Objective = Without omitting anything, retype the data that follows.

A run of records
***

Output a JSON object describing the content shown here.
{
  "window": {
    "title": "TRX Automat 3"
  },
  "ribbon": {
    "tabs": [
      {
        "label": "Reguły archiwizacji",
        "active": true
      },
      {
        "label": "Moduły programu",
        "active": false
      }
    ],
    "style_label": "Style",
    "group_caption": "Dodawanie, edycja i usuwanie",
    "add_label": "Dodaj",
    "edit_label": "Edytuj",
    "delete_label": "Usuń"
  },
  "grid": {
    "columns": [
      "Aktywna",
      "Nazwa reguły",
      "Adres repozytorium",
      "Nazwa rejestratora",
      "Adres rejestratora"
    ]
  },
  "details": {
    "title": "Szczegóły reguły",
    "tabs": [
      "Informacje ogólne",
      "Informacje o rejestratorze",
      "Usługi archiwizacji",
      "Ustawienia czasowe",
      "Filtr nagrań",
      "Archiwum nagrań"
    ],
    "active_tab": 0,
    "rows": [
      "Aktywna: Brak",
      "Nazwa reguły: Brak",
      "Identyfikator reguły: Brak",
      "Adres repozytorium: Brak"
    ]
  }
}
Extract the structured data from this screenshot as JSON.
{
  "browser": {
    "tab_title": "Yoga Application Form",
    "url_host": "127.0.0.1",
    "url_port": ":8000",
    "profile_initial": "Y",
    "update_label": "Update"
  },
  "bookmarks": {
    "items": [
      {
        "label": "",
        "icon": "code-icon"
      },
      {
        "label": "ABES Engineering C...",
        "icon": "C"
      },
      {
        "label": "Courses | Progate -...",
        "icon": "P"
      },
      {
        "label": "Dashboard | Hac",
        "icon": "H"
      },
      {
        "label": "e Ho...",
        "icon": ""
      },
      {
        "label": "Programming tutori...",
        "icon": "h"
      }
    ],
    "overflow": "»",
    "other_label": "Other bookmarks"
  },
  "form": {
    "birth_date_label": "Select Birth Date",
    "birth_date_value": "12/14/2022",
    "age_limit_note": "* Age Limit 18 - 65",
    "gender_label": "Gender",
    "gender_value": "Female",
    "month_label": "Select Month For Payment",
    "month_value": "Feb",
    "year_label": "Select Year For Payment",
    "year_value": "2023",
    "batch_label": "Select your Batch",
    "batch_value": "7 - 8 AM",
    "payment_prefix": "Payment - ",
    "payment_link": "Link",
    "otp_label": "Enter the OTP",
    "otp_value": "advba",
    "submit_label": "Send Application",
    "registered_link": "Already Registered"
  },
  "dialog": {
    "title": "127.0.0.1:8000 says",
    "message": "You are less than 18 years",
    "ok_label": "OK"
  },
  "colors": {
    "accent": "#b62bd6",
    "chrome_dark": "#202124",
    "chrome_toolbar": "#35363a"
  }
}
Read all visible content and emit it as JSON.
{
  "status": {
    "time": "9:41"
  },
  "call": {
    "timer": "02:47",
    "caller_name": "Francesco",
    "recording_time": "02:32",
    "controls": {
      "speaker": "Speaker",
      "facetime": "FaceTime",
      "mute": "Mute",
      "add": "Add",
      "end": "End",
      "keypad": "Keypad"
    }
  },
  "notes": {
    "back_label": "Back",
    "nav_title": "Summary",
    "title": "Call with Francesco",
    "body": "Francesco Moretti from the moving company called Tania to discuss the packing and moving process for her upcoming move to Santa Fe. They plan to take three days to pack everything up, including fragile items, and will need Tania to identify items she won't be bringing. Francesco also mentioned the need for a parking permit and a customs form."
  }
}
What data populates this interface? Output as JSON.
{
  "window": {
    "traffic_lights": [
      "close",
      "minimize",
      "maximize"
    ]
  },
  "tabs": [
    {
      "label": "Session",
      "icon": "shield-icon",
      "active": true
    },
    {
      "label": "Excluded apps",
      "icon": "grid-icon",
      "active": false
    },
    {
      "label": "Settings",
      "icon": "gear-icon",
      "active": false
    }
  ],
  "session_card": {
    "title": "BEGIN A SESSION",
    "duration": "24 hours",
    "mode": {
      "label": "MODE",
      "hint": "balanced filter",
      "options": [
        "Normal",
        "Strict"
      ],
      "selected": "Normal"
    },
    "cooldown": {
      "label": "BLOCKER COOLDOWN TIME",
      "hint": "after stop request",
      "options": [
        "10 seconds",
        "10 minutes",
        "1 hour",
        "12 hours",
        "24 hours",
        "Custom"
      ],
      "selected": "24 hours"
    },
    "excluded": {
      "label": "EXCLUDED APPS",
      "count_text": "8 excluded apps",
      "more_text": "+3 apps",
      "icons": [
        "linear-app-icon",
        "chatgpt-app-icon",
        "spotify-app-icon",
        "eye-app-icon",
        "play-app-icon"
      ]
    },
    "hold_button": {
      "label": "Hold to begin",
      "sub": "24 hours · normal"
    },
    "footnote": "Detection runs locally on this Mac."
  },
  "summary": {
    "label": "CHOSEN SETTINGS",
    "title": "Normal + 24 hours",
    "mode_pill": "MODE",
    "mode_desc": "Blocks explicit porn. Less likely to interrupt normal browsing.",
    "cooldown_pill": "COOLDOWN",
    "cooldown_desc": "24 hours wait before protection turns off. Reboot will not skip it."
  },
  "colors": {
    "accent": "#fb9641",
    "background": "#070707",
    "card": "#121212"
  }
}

***

The solution =
Output a JSON object describing the content shown here.
{
  "window": {
    "title": "TRX Automat 3"
  },
  "ribbon": {
    "tabs": [
      {
        "label": "Reguły archiwizacji",
        "active": true
      },
      {
        "label": "Moduły programu",
        "active": false
      }
    ],
    "style_label": "Style",
    "group_caption": "Dodawanie, edycja i usuwanie",
    "add_label": "Dodaj",
    "edit_label": "Edytuj",
    "delete_label": "Usuń"
  },
  "grid": {
    "columns": [
      "Aktywna",
      "Nazwa reguły",
      "Adres repozytorium",
      "Nazwa rejestratora",
      "Adres rejestratora"
    ]
  },
  "details": {
    "title": "Szczegóły reguły",
    "tabs": [
      "Informacje ogólne",
      "Informacje o rejestratorze",
      "Usługi archiwizacji",
      "Ustawienia czasowe",
      "Filtr nagrań",
      "Archiwum nagrań"
    ],
    "active_tab": 0,
    "rows": [
      "Aktywna: Brak",
      "Nazwa reguły: Brak",
      "Identyfikator reguły: Brak",
      "Adres repozytorium: Brak"
    ]
  }
}
Extract the structured data from this screenshot as JSON.
{
  "browser": {
    "tab_title": "Yoga Application Form",
    "url_host": "127.0.0.1",
    "url_port": ":8000",
    "profile_initial": "Y",
    "update_label": "Update"
  },
  "bookmarks": {
    "items": [
      {
        "label": "",
        "icon": "code-icon"
      },
      {
        "label": "ABES Engineering C...",
        "icon": "C"
      },
      {
        "label": "Courses | Progate -...",
        "icon": "P"
      },
      {
        "label": "Dashboard | Hac",
        "icon": "H"
      },
      {
        "label": "e Ho...",
        "icon": ""
      },
      {
        "label": "Programming tutori...",
        "icon": "h"
      }
    ],
    "overflow": "»",
    "other_label": "Other bookmarks"
  },
  "form": {
    "birth_date_label": "Select Birth Date",
    "birth_date_value": "12/14/2022",
    "age_limit_note": "* Age Limit 18 - 65",
    "gender_label": "Gender",
    "gender_value": "Female",
    "month_label": "Select Month For Payment",
    "month_value": "Feb",
    "year_label": "Select Year For Payment",
    "year_value": "2023",
    "batch_label": "Select your Batch",
    "batch_value": "7 - 8 AM",
    "payment_prefix": "Payment - ",
    "payment_link": "Link",
    "otp_label": "Enter the OTP",
    "otp_value": "advba",
    "submit_label": "Send Application",
    "registered_link": "Already Registered"
  },
  "dialog": {
    "title": "127.0.0.1:8000 says",
    "message": "You are less than 18 years",
    "ok_label": "OK"
  },
  "colors": {
    "accent": "#b62bd6",
    "chrome_dark": "#202124",
    "chrome_toolbar": "#35363a"
  }
}
Read all visible content and emit it as JSON.
{
  "status": {
    "time": "9:41"
  },
  "call": {
    "timer": "02:47",
    "caller_name": "Francesco",
    "recording_time": "02:32",
    "controls": {
      "speaker": "Speaker",
      "facetime": "FaceTime",
      "mute": "Mute",
      "add": "Add",
      "end": "End",
      "keypad": "Keypad"
    }
  },
  "notes": {
    "back_label": "Back",
    "nav_title": "Summary",
    "title": "Call with Francesco",
    "body": "Francesco Moretti from the moving company called Tania to discuss the packing and moving process for her upcoming move to Santa Fe. They plan to take three days to pack everything up, including fragile items, and will need Tania to identify items she won't be bringing. Francesco also mentioned the need for a parking permit and a customs form."
  }
}
What data populates this interface? Output as JSON.
{
  "window": {
    "traffic_lights": [
      "close",
      "minimize",
      "maximize"
    ]
  },
  "tabs": [
    {
      "label": "Session",
      "icon": "shield-icon",
      "active": true
    },
    {
      "label": "Excluded apps",
      "icon": "grid-icon",
      "active": false
    },
    {
      "label": "Settings",
      "icon": "gear-icon",
      "active": false
    }
  ],
  "session_card": {
    "title": "BEGIN A SESSION",
    "duration": "24 hours",
    "mode": {
      "label": "MODE",
      "hint": "balanced filter",
      "options": [
        "Normal",
        "Strict"
      ],
      "selected": "Normal"
    },
    "cooldown": {
      "label": "BLOCKER COOLDOWN TIME",
      "hint": "after stop request",
      "options": [
        "10 seconds",
        "10 minutes",
        "1 hour",
        "12 hours",
        "24 hours",
        "Custom"
      ],
      "selected": "24 hours"
    },
    "excluded": {
      "label": "EXCLUDED APPS",
      "count_text": "8 excluded apps",
      "more_text": "+3 apps",
      "icons": [
        "linear-app-icon",
        "chatgpt-app-icon",
        "spotify-app-icon",
        "eye-app-icon",
        "play-app-icon"
      ]
    },
    "hold_button": {
      "label": "Hold to begin",
      "sub": "24 hours · normal"
    },
    "footnote": "Detection runs locally on this Mac."
  },
  "summary": {
    "label": "CHOSEN SETTINGS",
    "title": "Normal + 24 hours",
    "mode_pill": "MODE",
    "mode_desc": "Blocks explicit porn. Less likely to interrupt normal browsing.",
    "cooldown_pill": "COOLDOWN",
    "cooldown_desc": "24 hours wait before protection turns off. Reboot will not skip it."
  },
  "colors": {
    "accent": "#fb9641",
    "background": "#070707",
    "card": "#121212"
  }
}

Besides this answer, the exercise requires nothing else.